===== Material

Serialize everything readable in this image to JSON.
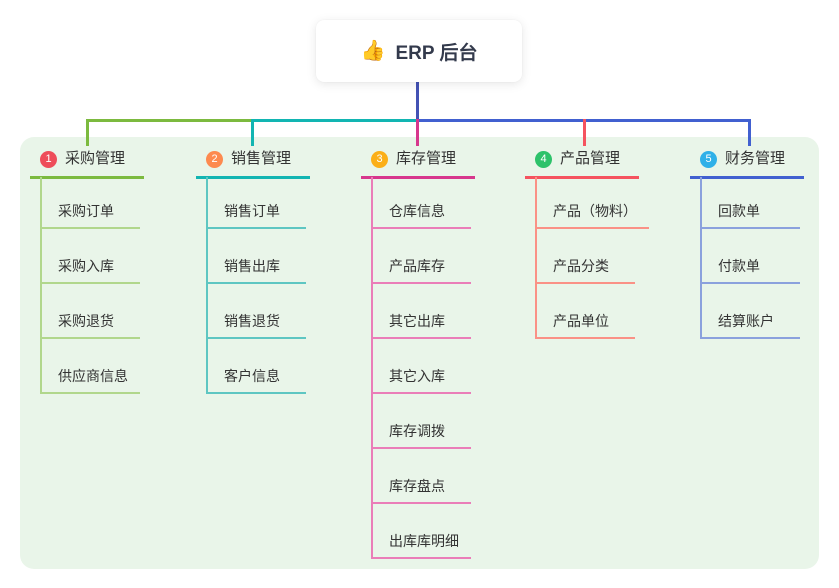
{
  "root": {
    "icon": "👍",
    "title": "ERP 后台"
  },
  "colors": {
    "canvas_bg": "#ffffff",
    "panel_bg": "#e9f5e9",
    "root_stem": "#4352b4",
    "title_text": "#333333",
    "child_text": "#333333",
    "root_text": "#333a4c"
  },
  "branches": [
    {
      "badge": "1",
      "badge_color": "#ee4d5a",
      "line_color": "#7cba3f",
      "child_line_color": "#b1d78c",
      "label": "采购管理",
      "children": [
        "采购订单",
        "采购入库",
        "采购退货",
        "供应商信息"
      ]
    },
    {
      "badge": "2",
      "badge_color": "#fd8a4f",
      "line_color": "#12b5b2",
      "child_line_color": "#5ec6c2",
      "label": "销售管理",
      "children": [
        "销售订单",
        "销售出库",
        "销售退货",
        "客户信息"
      ]
    },
    {
      "badge": "3",
      "badge_color": "#fbaf18",
      "line_color": "#d7378d",
      "child_line_color": "#ea7db8",
      "label": "库存管理",
      "children": [
        "仓库信息",
        "产品库存",
        "其它出库",
        "其它入库",
        "库存调拨",
        "库存盘点",
        "出库库明细"
      ]
    },
    {
      "badge": "4",
      "badge_color": "#2dc26a",
      "line_color": "#f5535f",
      "child_line_color": "#fa9186",
      "label": "产品管理",
      "children": [
        "产品（物料）",
        "产品分类",
        "产品单位"
      ]
    },
    {
      "badge": "5",
      "badge_color": "#2fb0e8",
      "line_color": "#4160d0",
      "child_line_color": "#8ba1dd",
      "label": "财务管理",
      "children": [
        "回款单",
        "付款单",
        "结算账户"
      ]
    }
  ]
}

==========

_Directions for this task_
Wherever the string "label" appears in the entries above, list that line.

_Answer_
      "label": "采购管理",
      "label": "销售管理",
      "label": "库存管理",
      "label": "产品管理",
      "label": "财务管理",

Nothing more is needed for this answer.